-- Start Material shown --

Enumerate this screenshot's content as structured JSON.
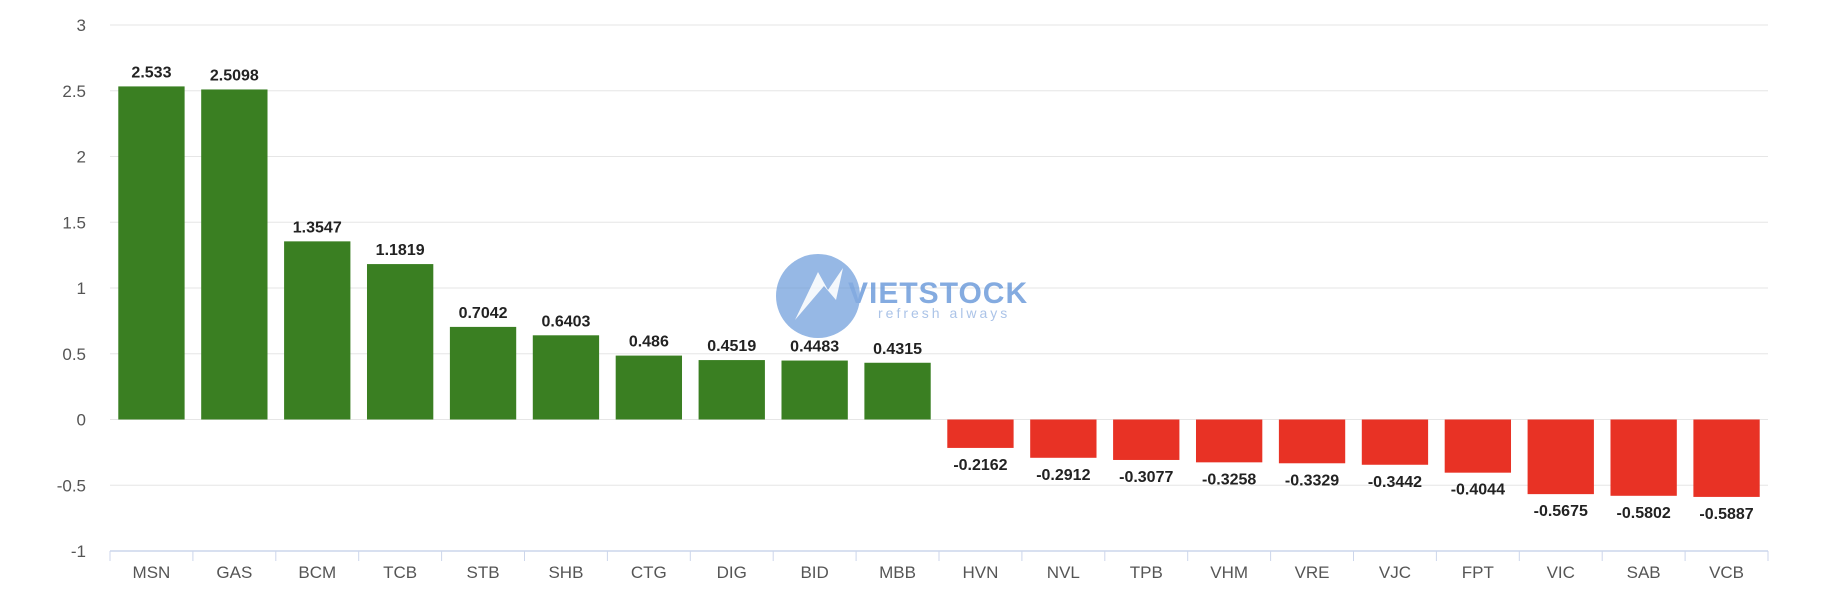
{
  "chart_data": {
    "type": "bar",
    "categories": [
      "MSN",
      "GAS",
      "BCM",
      "TCB",
      "STB",
      "SHB",
      "CTG",
      "DIG",
      "BID",
      "MBB",
      "HVN",
      "NVL",
      "TPB",
      "VHM",
      "VRE",
      "VJC",
      "FPT",
      "VIC",
      "SAB",
      "VCB"
    ],
    "values": [
      2.533,
      2.5098,
      1.3547,
      1.1819,
      0.7042,
      0.6403,
      0.486,
      0.4519,
      0.4483,
      0.4315,
      -0.2162,
      -0.2912,
      -0.3077,
      -0.3258,
      -0.3329,
      -0.3442,
      -0.4044,
      -0.5675,
      -0.5802,
      -0.5887
    ],
    "data_labels": [
      "2.533",
      "2.5098",
      "1.3547",
      "1.1819",
      "0.7042",
      "0.6403",
      "0.486",
      "0.4519",
      "0.4483",
      "0.4315",
      "-0.2162",
      "-0.2912",
      "-0.3077",
      "-0.3258",
      "-0.3329",
      "-0.3442",
      "-0.4044",
      "-0.5675",
      "-0.5802",
      "-0.5887"
    ],
    "y_ticks": [
      "-1",
      "-0.5",
      "0",
      "0.5",
      "1",
      "1.5",
      "2",
      "2.5",
      "3"
    ],
    "ylim": [
      -1,
      3
    ],
    "title": "",
    "xlabel": "",
    "ylabel": "",
    "grid": true,
    "colors": {
      "positive": "#3a7f22",
      "negative": "#e83225",
      "grid": "#e6e6e6",
      "axis": "#ccd6eb"
    }
  },
  "watermark": {
    "brand_text": "VIETSTOCK",
    "tagline": "refresh always",
    "color": "#5b8fd6"
  }
}
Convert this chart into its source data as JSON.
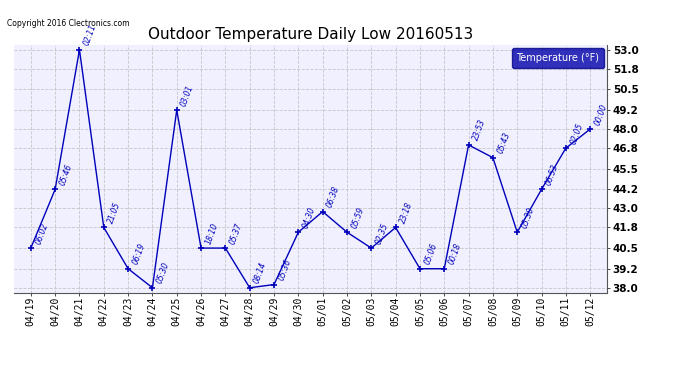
{
  "title": "Outdoor Temperature Daily Low 20160513",
  "copyright": "Copyright 2016 Clectronics.com",
  "legend_label": "Temperature (°F)",
  "dates": [
    "04/19",
    "04/20",
    "04/21",
    "04/22",
    "04/23",
    "04/24",
    "04/25",
    "04/26",
    "04/27",
    "04/28",
    "04/29",
    "04/30",
    "05/01",
    "05/02",
    "05/03",
    "05/04",
    "05/05",
    "05/06",
    "05/07",
    "05/08",
    "05/09",
    "05/10",
    "05/11",
    "05/12"
  ],
  "temperatures": [
    40.5,
    44.2,
    53.0,
    41.8,
    39.2,
    38.0,
    49.2,
    40.5,
    40.5,
    38.0,
    38.2,
    41.5,
    42.8,
    41.5,
    40.5,
    41.8,
    39.2,
    39.2,
    47.0,
    46.2,
    41.5,
    44.2,
    46.8,
    48.0
  ],
  "time_labels": [
    "06:02",
    "05:46",
    "02:11",
    "21:05",
    "06:19",
    "05:30",
    "03:01",
    "18:10",
    "05:37",
    "08:14",
    "05:36",
    "04:30",
    "06:38",
    "05:59",
    "02:35",
    "23:18",
    "05:06",
    "00:18",
    "23:53",
    "05:43",
    "05:30",
    "06:53",
    "02:05",
    "00:00"
  ],
  "ylim": [
    37.7,
    53.3
  ],
  "yticks": [
    38.0,
    39.2,
    40.5,
    41.8,
    43.0,
    44.2,
    45.5,
    46.8,
    48.0,
    49.2,
    50.5,
    51.8,
    53.0
  ],
  "line_color": "#0000bb",
  "bg_color": "#ffffff",
  "plot_bg_color": "#f0f0ff",
  "grid_color": "#bbbbbb",
  "title_color": "#000000",
  "legend_bg": "#0000aa",
  "legend_text": "#ffffff"
}
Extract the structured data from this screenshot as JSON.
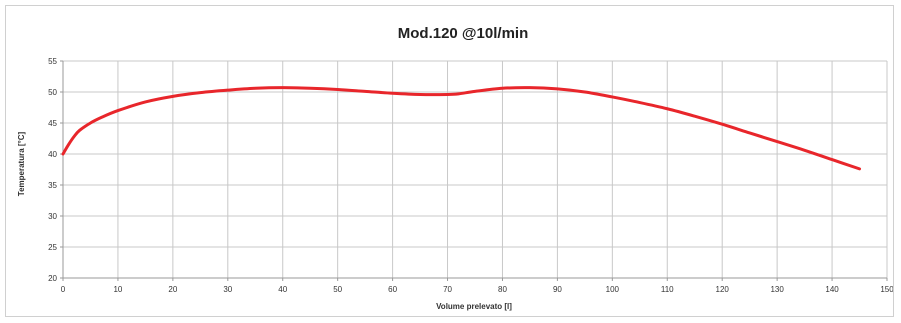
{
  "chart_data": {
    "type": "line",
    "title": "Mod.120 @10l/min",
    "xlabel": "Volume prelevato [l]",
    "ylabel": "Temperatura [°C]",
    "xlim": [
      0,
      150
    ],
    "ylim": [
      20,
      55
    ],
    "xticks": [
      0,
      10,
      20,
      30,
      40,
      50,
      60,
      70,
      80,
      90,
      100,
      110,
      120,
      130,
      140,
      150
    ],
    "yticks": [
      20,
      25,
      30,
      35,
      40,
      45,
      50,
      55
    ],
    "grid": true,
    "legend": "none",
    "colors": {
      "series": "#e8262b",
      "grid": "#c8c8c8",
      "axis": "#9a9a9a",
      "text": "#333333"
    },
    "series": [
      {
        "x": [
          0,
          1,
          2,
          3,
          5,
          7,
          10,
          15,
          20,
          25,
          30,
          35,
          40,
          45,
          50,
          55,
          60,
          65,
          70,
          72,
          75,
          80,
          85,
          90,
          95,
          100,
          105,
          110,
          115,
          120,
          125,
          130,
          135,
          140,
          145
        ],
        "values": [
          40.0,
          41.5,
          42.8,
          43.8,
          45.0,
          45.9,
          47.0,
          48.4,
          49.3,
          49.9,
          50.3,
          50.6,
          50.7,
          50.6,
          50.4,
          50.1,
          49.8,
          49.6,
          49.6,
          49.7,
          50.1,
          50.6,
          50.7,
          50.5,
          50.0,
          49.2,
          48.3,
          47.3,
          46.1,
          44.8,
          43.4,
          42.0,
          40.6,
          39.1,
          37.6
        ]
      }
    ]
  }
}
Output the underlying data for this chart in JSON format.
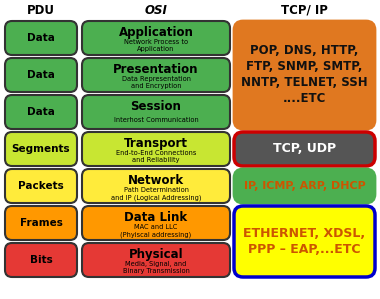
{
  "title_pdu": "PDU",
  "title_osi": "OSI",
  "title_tcp": "TCP/ IP",
  "layers": [
    {
      "pdu": "Data",
      "osi_name": "Application",
      "osi_sub": "Network Process to\nApplication",
      "pdu_color": "#4caf50",
      "osi_color": "#4caf50"
    },
    {
      "pdu": "Data",
      "osi_name": "Presentation",
      "osi_sub": "Data Representation\nand Encryption",
      "pdu_color": "#4caf50",
      "osi_color": "#4caf50"
    },
    {
      "pdu": "Data",
      "osi_name": "Session",
      "osi_sub": "Interhost Communication",
      "pdu_color": "#4caf50",
      "osi_color": "#4caf50"
    },
    {
      "pdu": "Segments",
      "osi_name": "Transport",
      "osi_sub": "End-to-End Connections\nand Reliability",
      "pdu_color": "#c8e632",
      "osi_color": "#c8e632"
    },
    {
      "pdu": "Packets",
      "osi_name": "Network",
      "osi_sub": "Path Determination\nand IP (Logical Addressing)",
      "pdu_color": "#ffeb3b",
      "osi_color": "#ffeb3b"
    },
    {
      "pdu": "Frames",
      "osi_name": "Data Link",
      "osi_sub": "MAC and LLC\n(Phyiscal addressing)",
      "pdu_color": "#ff9800",
      "osi_color": "#ff9800"
    },
    {
      "pdu": "Bits",
      "osi_name": "Physical",
      "osi_sub": "Media, Signal, and\nBinary Transmission",
      "pdu_color": "#e53935",
      "osi_color": "#e53935"
    }
  ],
  "tcp_groups": [
    {
      "text": "POP, DNS, HTTP,\nFTP, SNMP, SMTP,\nNNTP, TELNET, SSH\n....ETC",
      "bg_color": "#e07820",
      "text_color": "#111111",
      "border_color": "#e07820",
      "border_lw": 2.0,
      "rows": [
        0,
        1,
        2
      ],
      "fontsize": 8.5
    },
    {
      "text": "TCP, UDP",
      "bg_color": "#555555",
      "text_color": "#ffffff",
      "border_color": "#cc0000",
      "border_lw": 2.5,
      "rows": [
        3
      ],
      "fontsize": 9.0
    },
    {
      "text": "IP, ICMP, ARP, DHCP",
      "bg_color": "#4caf50",
      "text_color": "#cc5500",
      "border_color": "#4caf50",
      "border_lw": 2.0,
      "rows": [
        4
      ],
      "fontsize": 8.0
    },
    {
      "text": "ETHERNET, XDSL,\nPPP – EAP,...ETC",
      "bg_color": "#ffff00",
      "text_color": "#cc5500",
      "border_color": "#0000cc",
      "border_lw": 2.5,
      "rows": [
        5,
        6
      ],
      "fontsize": 9.0
    }
  ],
  "bg_color": "#ffffff"
}
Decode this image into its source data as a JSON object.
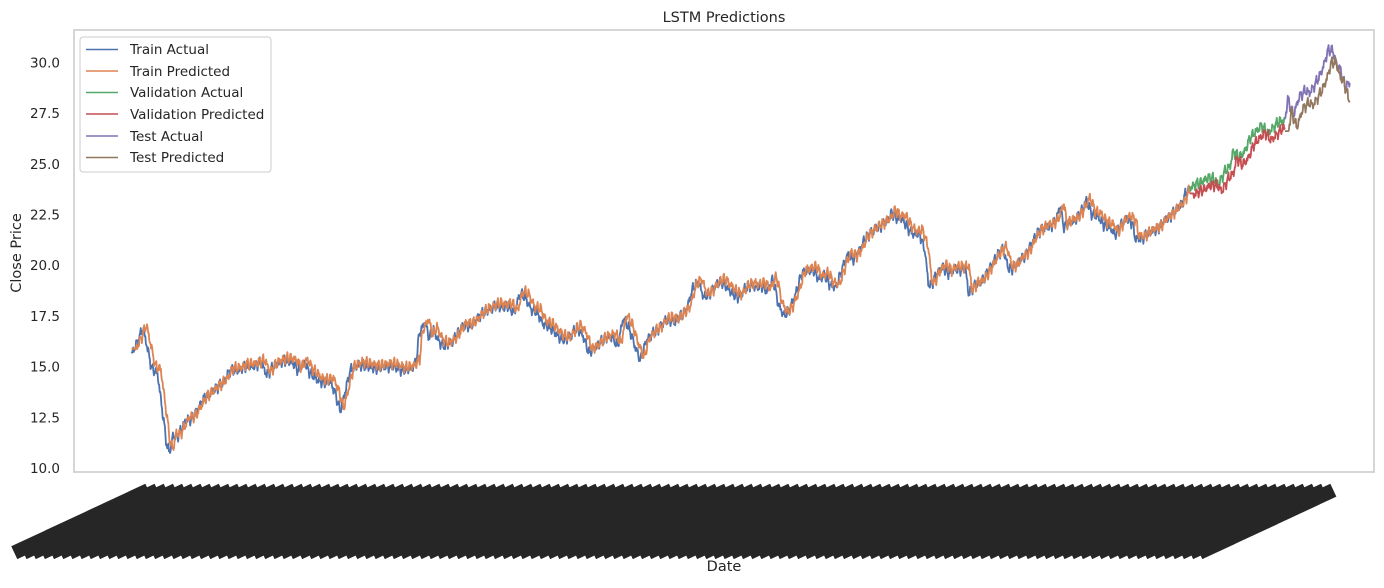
{
  "chart_data": {
    "type": "line",
    "title": "LSTM Predictions",
    "xlabel": "Date",
    "ylabel": "Close Price",
    "ylim": [
      9.8,
      31.6
    ],
    "yticks": [
      10.0,
      12.5,
      15.0,
      17.5,
      20.0,
      22.5,
      25.0,
      27.5,
      30.0
    ],
    "ytick_labels": [
      "10.0",
      "12.5",
      "15.0",
      "17.5",
      "20.0",
      "22.5",
      "25.0",
      "27.5",
      "30.0"
    ],
    "x_index_range": [
      -100,
      2160
    ],
    "grid": false,
    "legend_position": "upper-left",
    "colors": {
      "train_actual": "#4c72b0",
      "train_predicted": "#dd8452",
      "validation_actual": "#55a868",
      "validation_predicted": "#c44e52",
      "test_actual": "#8172b3",
      "test_predicted": "#937860"
    },
    "train_actual_keypoints": [
      [
        0,
        15.6
      ],
      [
        10,
        16.2
      ],
      [
        20,
        16.9
      ],
      [
        30,
        15.6
      ],
      [
        35,
        14.9
      ],
      [
        45,
        14.7
      ],
      [
        55,
        12.5
      ],
      [
        62,
        11.0
      ],
      [
        67,
        10.85
      ],
      [
        72,
        11.6
      ],
      [
        78,
        11.5
      ],
      [
        85,
        11.8
      ],
      [
        95,
        12.4
      ],
      [
        105,
        12.4
      ],
      [
        115,
        12.9
      ],
      [
        125,
        13.4
      ],
      [
        135,
        13.6
      ],
      [
        145,
        13.9
      ],
      [
        160,
        14.2
      ],
      [
        170,
        14.8
      ],
      [
        185,
        14.8
      ],
      [
        195,
        15.0
      ],
      [
        210,
        15.0
      ],
      [
        225,
        15.2
      ],
      [
        235,
        14.6
      ],
      [
        250,
        15.1
      ],
      [
        265,
        15.3
      ],
      [
        280,
        15.2
      ],
      [
        290,
        14.8
      ],
      [
        300,
        15.2
      ],
      [
        310,
        14.7
      ],
      [
        325,
        14.3
      ],
      [
        335,
        14.2
      ],
      [
        345,
        14.3
      ],
      [
        355,
        13.6
      ],
      [
        363,
        12.8
      ],
      [
        370,
        13.6
      ],
      [
        380,
        14.8
      ],
      [
        395,
        15.1
      ],
      [
        410,
        15.0
      ],
      [
        425,
        14.9
      ],
      [
        440,
        15.0
      ],
      [
        455,
        15.0
      ],
      [
        470,
        14.8
      ],
      [
        485,
        14.9
      ],
      [
        495,
        15.2
      ],
      [
        500,
        16.6
      ],
      [
        510,
        17.2
      ],
      [
        518,
        16.4
      ],
      [
        525,
        16.8
      ],
      [
        535,
        16.2
      ],
      [
        545,
        16.0
      ],
      [
        560,
        16.3
      ],
      [
        575,
        17.0
      ],
      [
        590,
        17.0
      ],
      [
        605,
        17.5
      ],
      [
        620,
        17.8
      ],
      [
        635,
        18.0
      ],
      [
        645,
        17.9
      ],
      [
        655,
        18.0
      ],
      [
        665,
        17.6
      ],
      [
        675,
        18.6
      ],
      [
        685,
        18.4
      ],
      [
        695,
        17.8
      ],
      [
        705,
        17.7
      ],
      [
        715,
        17.1
      ],
      [
        725,
        17.0
      ],
      [
        735,
        16.7
      ],
      [
        745,
        16.4
      ],
      [
        755,
        16.3
      ],
      [
        765,
        16.6
      ],
      [
        775,
        16.9
      ],
      [
        785,
        16.5
      ],
      [
        795,
        15.7
      ],
      [
        805,
        15.9
      ],
      [
        815,
        16.2
      ],
      [
        825,
        16.4
      ],
      [
        835,
        16.5
      ],
      [
        845,
        16.0
      ],
      [
        855,
        17.4
      ],
      [
        865,
        16.9
      ],
      [
        875,
        16.0
      ],
      [
        885,
        15.3
      ],
      [
        895,
        16.3
      ],
      [
        905,
        16.6
      ],
      [
        915,
        16.8
      ],
      [
        925,
        17.2
      ],
      [
        935,
        17.3
      ],
      [
        945,
        17.2
      ],
      [
        955,
        17.5
      ],
      [
        965,
        17.8
      ],
      [
        975,
        18.8
      ],
      [
        985,
        19.2
      ],
      [
        995,
        18.4
      ],
      [
        1005,
        18.6
      ],
      [
        1015,
        19.0
      ],
      [
        1025,
        19.2
      ],
      [
        1035,
        18.9
      ],
      [
        1045,
        18.6
      ],
      [
        1055,
        18.4
      ],
      [
        1065,
        18.8
      ],
      [
        1075,
        19.0
      ],
      [
        1085,
        18.9
      ],
      [
        1095,
        19.0
      ],
      [
        1105,
        18.7
      ],
      [
        1115,
        19.3
      ],
      [
        1120,
        18.7
      ],
      [
        1125,
        18.0
      ],
      [
        1135,
        17.5
      ],
      [
        1145,
        17.9
      ],
      [
        1155,
        18.6
      ],
      [
        1165,
        19.6
      ],
      [
        1175,
        19.7
      ],
      [
        1185,
        19.8
      ],
      [
        1195,
        19.3
      ],
      [
        1205,
        19.5
      ],
      [
        1215,
        19.0
      ],
      [
        1225,
        18.9
      ],
      [
        1235,
        19.8
      ],
      [
        1245,
        20.5
      ],
      [
        1255,
        20.3
      ],
      [
        1265,
        20.7
      ],
      [
        1275,
        21.3
      ],
      [
        1285,
        21.6
      ],
      [
        1295,
        21.8
      ],
      [
        1305,
        22.0
      ],
      [
        1315,
        22.2
      ],
      [
        1322,
        22.6
      ],
      [
        1330,
        22.3
      ],
      [
        1340,
        22.3
      ],
      [
        1350,
        21.8
      ],
      [
        1360,
        21.5
      ],
      [
        1370,
        21.6
      ],
      [
        1380,
        20.6
      ],
      [
        1385,
        19.1
      ],
      [
        1390,
        19.0
      ],
      [
        1400,
        19.6
      ],
      [
        1410,
        19.9
      ],
      [
        1420,
        19.6
      ],
      [
        1430,
        19.8
      ],
      [
        1440,
        19.8
      ],
      [
        1450,
        19.8
      ],
      [
        1455,
        18.6
      ],
      [
        1465,
        19.0
      ],
      [
        1475,
        19.1
      ],
      [
        1485,
        19.5
      ],
      [
        1495,
        20.0
      ],
      [
        1505,
        20.5
      ],
      [
        1515,
        20.8
      ],
      [
        1525,
        19.8
      ],
      [
        1535,
        19.9
      ],
      [
        1545,
        20.3
      ],
      [
        1555,
        20.5
      ],
      [
        1565,
        21.1
      ],
      [
        1575,
        21.6
      ],
      [
        1585,
        21.8
      ],
      [
        1595,
        21.9
      ],
      [
        1605,
        22.1
      ],
      [
        1615,
        22.9
      ],
      [
        1620,
        21.9
      ],
      [
        1630,
        22.1
      ],
      [
        1640,
        22.2
      ],
      [
        1650,
        22.6
      ],
      [
        1660,
        23.2
      ],
      [
        1670,
        22.5
      ],
      [
        1680,
        22.4
      ],
      [
        1690,
        22.0
      ],
      [
        1700,
        21.9
      ],
      [
        1710,
        21.5
      ],
      [
        1720,
        22.0
      ],
      [
        1730,
        22.3
      ],
      [
        1740,
        22.1
      ],
      [
        1745,
        21.3
      ],
      [
        1755,
        21.3
      ],
      [
        1765,
        21.5
      ],
      [
        1775,
        21.7
      ],
      [
        1785,
        21.8
      ],
      [
        1795,
        22.2
      ],
      [
        1805,
        22.4
      ],
      [
        1815,
        22.7
      ],
      [
        1825,
        23.0
      ],
      [
        1832,
        23.5
      ],
      [
        1840,
        23.8
      ]
    ],
    "validation_actual_keypoints": [
      [
        1840,
        23.8
      ],
      [
        1850,
        24.0
      ],
      [
        1860,
        24.1
      ],
      [
        1870,
        24.3
      ],
      [
        1880,
        24.3
      ],
      [
        1890,
        24.0
      ],
      [
        1900,
        24.6
      ],
      [
        1910,
        24.9
      ],
      [
        1915,
        25.6
      ],
      [
        1920,
        25.5
      ],
      [
        1925,
        25.3
      ],
      [
        1935,
        25.6
      ],
      [
        1945,
        26.3
      ],
      [
        1955,
        26.6
      ],
      [
        1965,
        26.9
      ],
      [
        1975,
        26.5
      ],
      [
        1985,
        26.8
      ],
      [
        1995,
        27.1
      ],
      [
        2005,
        27.1
      ]
    ],
    "test_actual_keypoints": [
      [
        2005,
        27.1
      ],
      [
        2010,
        28.2
      ],
      [
        2020,
        27.4
      ],
      [
        2030,
        28.3
      ],
      [
        2040,
        28.6
      ],
      [
        2048,
        28.5
      ],
      [
        2055,
        28.8
      ],
      [
        2065,
        29.3
      ],
      [
        2072,
        29.8
      ],
      [
        2080,
        30.6
      ],
      [
        2088,
        30.6
      ],
      [
        2095,
        29.9
      ],
      [
        2102,
        29.6
      ],
      [
        2110,
        28.8
      ],
      [
        2118,
        29.0
      ]
    ],
    "prediction_lag": 6,
    "prediction_offset": 0.15
  }
}
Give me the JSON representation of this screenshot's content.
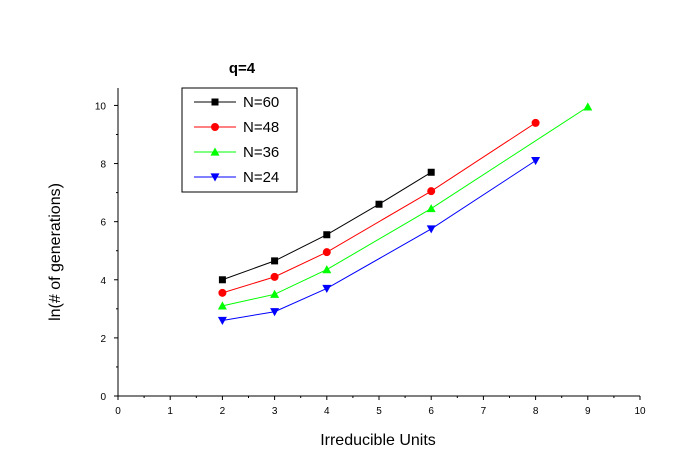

-- End Material shown --

**What you should do:**
Where a line above contains the string "source", copy that line.

**Result below:**
Convert this chart into its source data as JSON.
Decode this image into its source data as a JSON object.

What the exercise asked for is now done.